Pictures do not belong in the copy; transcribe everything else in the records exactly.

::::

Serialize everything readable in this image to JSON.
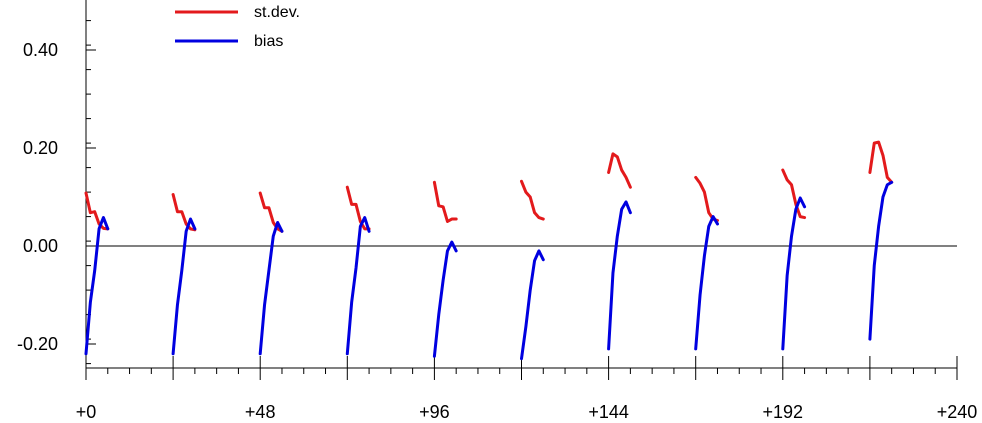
{
  "chart_data": {
    "type": "line",
    "x_ticks": [
      {
        "value": 0,
        "label": "+0"
      },
      {
        "value": 48,
        "label": "+48"
      },
      {
        "value": 96,
        "label": "+96"
      },
      {
        "value": 144,
        "label": "+144"
      },
      {
        "value": 192,
        "label": "+192"
      },
      {
        "value": 240,
        "label": "+240"
      }
    ],
    "y_ticks": [
      {
        "value": 0.4,
        "label": "0.40"
      },
      {
        "value": 0.2,
        "label": "0.20"
      },
      {
        "value": 0.0,
        "label": "0.00"
      },
      {
        "value": -0.2,
        "label": "-0.20"
      }
    ],
    "xlim": [
      0,
      240
    ],
    "ylim": [
      -0.255,
      0.5
    ],
    "zero_line": true,
    "legend_position": "top-left",
    "series": [
      {
        "name": "st.dev.",
        "color": "#e31a1c",
        "segments": [
          {
            "start": 0,
            "values": [
              0.108,
              0.068,
              0.07,
              0.045,
              0.036,
              0.035
            ]
          },
          {
            "start": 24,
            "values": [
              0.105,
              0.07,
              0.07,
              0.045,
              0.035,
              0.033
            ]
          },
          {
            "start": 48,
            "values": [
              0.108,
              0.078,
              0.078,
              0.048,
              0.035,
              0.03
            ]
          },
          {
            "start": 72,
            "values": [
              0.12,
              0.085,
              0.085,
              0.05,
              0.035,
              0.035
            ]
          },
          {
            "start": 96,
            "values": [
              0.13,
              0.082,
              0.08,
              0.05,
              0.055,
              0.055
            ]
          },
          {
            "start": 120,
            "values": [
              0.132,
              0.11,
              0.1,
              0.068,
              0.058,
              0.055
            ]
          },
          {
            "start": 144,
            "values": [
              0.15,
              0.188,
              0.182,
              0.155,
              0.14,
              0.12
            ]
          },
          {
            "start": 168,
            "values": [
              0.14,
              0.128,
              0.11,
              0.068,
              0.055,
              0.052
            ]
          },
          {
            "start": 192,
            "values": [
              0.155,
              0.135,
              0.125,
              0.085,
              0.06,
              0.058
            ]
          },
          {
            "start": 216,
            "values": [
              0.15,
              0.21,
              0.212,
              0.185,
              0.14,
              0.13
            ]
          }
        ]
      },
      {
        "name": "bias",
        "color": "#0000e0",
        "segments": [
          {
            "start": 0,
            "values": [
              -0.22,
              -0.115,
              -0.05,
              0.035,
              0.058,
              0.035
            ]
          },
          {
            "start": 24,
            "values": [
              -0.22,
              -0.12,
              -0.05,
              0.03,
              0.055,
              0.035
            ]
          },
          {
            "start": 48,
            "values": [
              -0.22,
              -0.12,
              -0.05,
              0.02,
              0.048,
              0.03
            ]
          },
          {
            "start": 72,
            "values": [
              -0.22,
              -0.115,
              -0.045,
              0.04,
              0.058,
              0.03
            ]
          },
          {
            "start": 96,
            "values": [
              -0.225,
              -0.14,
              -0.07,
              -0.01,
              0.008,
              -0.01
            ]
          },
          {
            "start": 120,
            "values": [
              -0.23,
              -0.165,
              -0.09,
              -0.03,
              -0.01,
              -0.028
            ]
          },
          {
            "start": 144,
            "values": [
              -0.21,
              -0.055,
              0.02,
              0.075,
              0.09,
              0.068
            ]
          },
          {
            "start": 168,
            "values": [
              -0.21,
              -0.1,
              -0.02,
              0.04,
              0.06,
              0.045
            ]
          },
          {
            "start": 192,
            "values": [
              -0.21,
              -0.06,
              0.02,
              0.075,
              0.098,
              0.08
            ]
          },
          {
            "start": 216,
            "values": [
              -0.19,
              -0.04,
              0.04,
              0.1,
              0.125,
              0.13
            ]
          }
        ]
      }
    ]
  }
}
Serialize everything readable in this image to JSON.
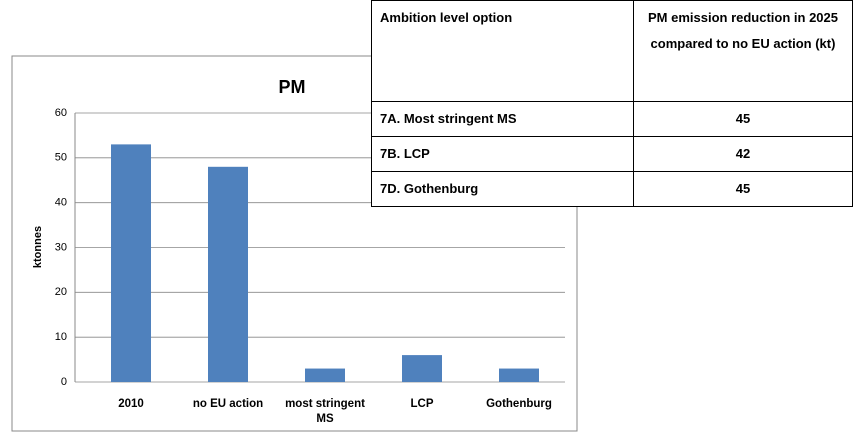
{
  "chart_data": {
    "type": "bar",
    "title": "PM",
    "y_label": "ktonnes",
    "categories": [
      "2010",
      "no EU action",
      "most stringent MS",
      "LCP",
      "Gothenburg"
    ],
    "values": [
      53,
      48,
      3,
      6,
      3
    ],
    "color": "#4f81bd",
    "ylim": [
      0,
      60
    ],
    "yticks": [
      0,
      10,
      20,
      30,
      40,
      50,
      60
    ],
    "grid": true
  },
  "table": {
    "header": [
      "Ambition level option",
      "PM emission reduction in 2025 compared to no EU action (kt)"
    ],
    "rows": [
      [
        "7A. Most stringent MS",
        45
      ],
      [
        "7B. LCP",
        42
      ],
      [
        "7D. Gothenburg",
        45
      ]
    ]
  }
}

::::

** Completed exercise **
Serialize everything readable in this image to JSON.
{
  "chart_data": {
    "type": "line",
    "x_ticks": [
      {
        "value": 0,
        "label": "+0"
      },
      {
        "value": 48,
        "label": "+48"
      },
      {
        "value": 96,
        "label": "+96"
      },
      {
        "value": 144,
        "label": "+144"
      },
      {
        "value": 192,
        "label": "+192"
      },
      {
        "value": 240,
        "label": "+240"
      }
    ],
    "y_ticks": [
      {
        "value": 0.4,
        "label": "0.40"
      },
      {
        "value": 0.2,
        "label": "0.20"
      },
      {
        "value": 0.0,
        "label": "0.00"
      },
      {
        "value": -0.2,
        "label": "-0.20"
      }
    ],
    "xlim": [
      0,
      240
    ],
    "ylim": [
      -0.255,
      0.5
    ],
    "zero_line": true,
    "legend_position": "top-left",
    "series": [
      {
        "name": "st.dev.",
        "color": "#e31a1c",
        "segments": [
          {
            "start": 0,
            "values": [
              0.108,
              0.068,
              0.07,
              0.045,
              0.036,
              0.035
            ]
          },
          {
            "start": 24,
            "values": [
              0.105,
              0.07,
              0.07,
              0.045,
              0.035,
              0.033
            ]
          },
          {
            "start": 48,
            "values": [
              0.108,
              0.078,
              0.078,
              0.048,
              0.035,
              0.03
            ]
          },
          {
            "start": 72,
            "values": [
              0.12,
              0.085,
              0.085,
              0.05,
              0.035,
              0.035
            ]
          },
          {
            "start": 96,
            "values": [
              0.13,
              0.082,
              0.08,
              0.05,
              0.055,
              0.055
            ]
          },
          {
            "start": 120,
            "values": [
              0.132,
              0.11,
              0.1,
              0.068,
              0.058,
              0.055
            ]
          },
          {
            "start": 144,
            "values": [
              0.15,
              0.188,
              0.182,
              0.155,
              0.14,
              0.12
            ]
          },
          {
            "start": 168,
            "values": [
              0.14,
              0.128,
              0.11,
              0.068,
              0.055,
              0.052
            ]
          },
          {
            "start": 192,
            "values": [
              0.155,
              0.135,
              0.125,
              0.085,
              0.06,
              0.058
            ]
          },
          {
            "start": 216,
            "values": [
              0.15,
              0.21,
              0.212,
              0.185,
              0.14,
              0.13
            ]
          }
        ]
      },
      {
        "name": "bias",
        "color": "#0000e0",
        "segments": [
          {
            "start": 0,
            "values": [
              -0.22,
              -0.115,
              -0.05,
              0.035,
              0.058,
              0.035
            ]
          },
          {
            "start": 24,
            "values": [
              -0.22,
              -0.12,
              -0.05,
              0.03,
              0.055,
              0.035
            ]
          },
          {
            "start": 48,
            "values": [
              -0.22,
              -0.12,
              -0.05,
              0.02,
              0.048,
              0.03
            ]
          },
          {
            "start": 72,
            "values": [
              -0.22,
              -0.115,
              -0.045,
              0.04,
              0.058,
              0.03
            ]
          },
          {
            "start": 96,
            "values": [
              -0.225,
              -0.14,
              -0.07,
              -0.01,
              0.008,
              -0.01
            ]
          },
          {
            "start": 120,
            "values": [
              -0.23,
              -0.165,
              -0.09,
              -0.03,
              -0.01,
              -0.028
            ]
          },
          {
            "start": 144,
            "values": [
              -0.21,
              -0.055,
              0.02,
              0.075,
              0.09,
              0.068
            ]
          },
          {
            "start": 168,
            "values": [
              -0.21,
              -0.1,
              -0.02,
              0.04,
              0.06,
              0.045
            ]
          },
          {
            "start": 192,
            "values": [
              -0.21,
              -0.06,
              0.02,
              0.075,
              0.098,
              0.08
            ]
          },
          {
            "start": 216,
            "values": [
              -0.19,
              -0.04,
              0.04,
              0.1,
              0.125,
              0.13
            ]
          }
        ]
      }
    ]
  }
}
Serialize everything readable in this image to JSON.
{
  "chart_data": {
    "type": "bar",
    "title": "PM",
    "y_label": "ktonnes",
    "categories": [
      "2010",
      "no EU action",
      "most stringent MS",
      "LCP",
      "Gothenburg"
    ],
    "values": [
      53,
      48,
      3,
      6,
      3
    ],
    "color": "#4f81bd",
    "ylim": [
      0,
      60
    ],
    "yticks": [
      0,
      10,
      20,
      30,
      40,
      50,
      60
    ],
    "grid": true
  },
  "table": {
    "header": [
      "Ambition level option",
      "PM emission reduction in 2025 compared to no EU action (kt)"
    ],
    "rows": [
      [
        "7A. Most stringent MS",
        45
      ],
      [
        "7B. LCP",
        42
      ],
      [
        "7D. Gothenburg",
        45
      ]
    ]
  }
}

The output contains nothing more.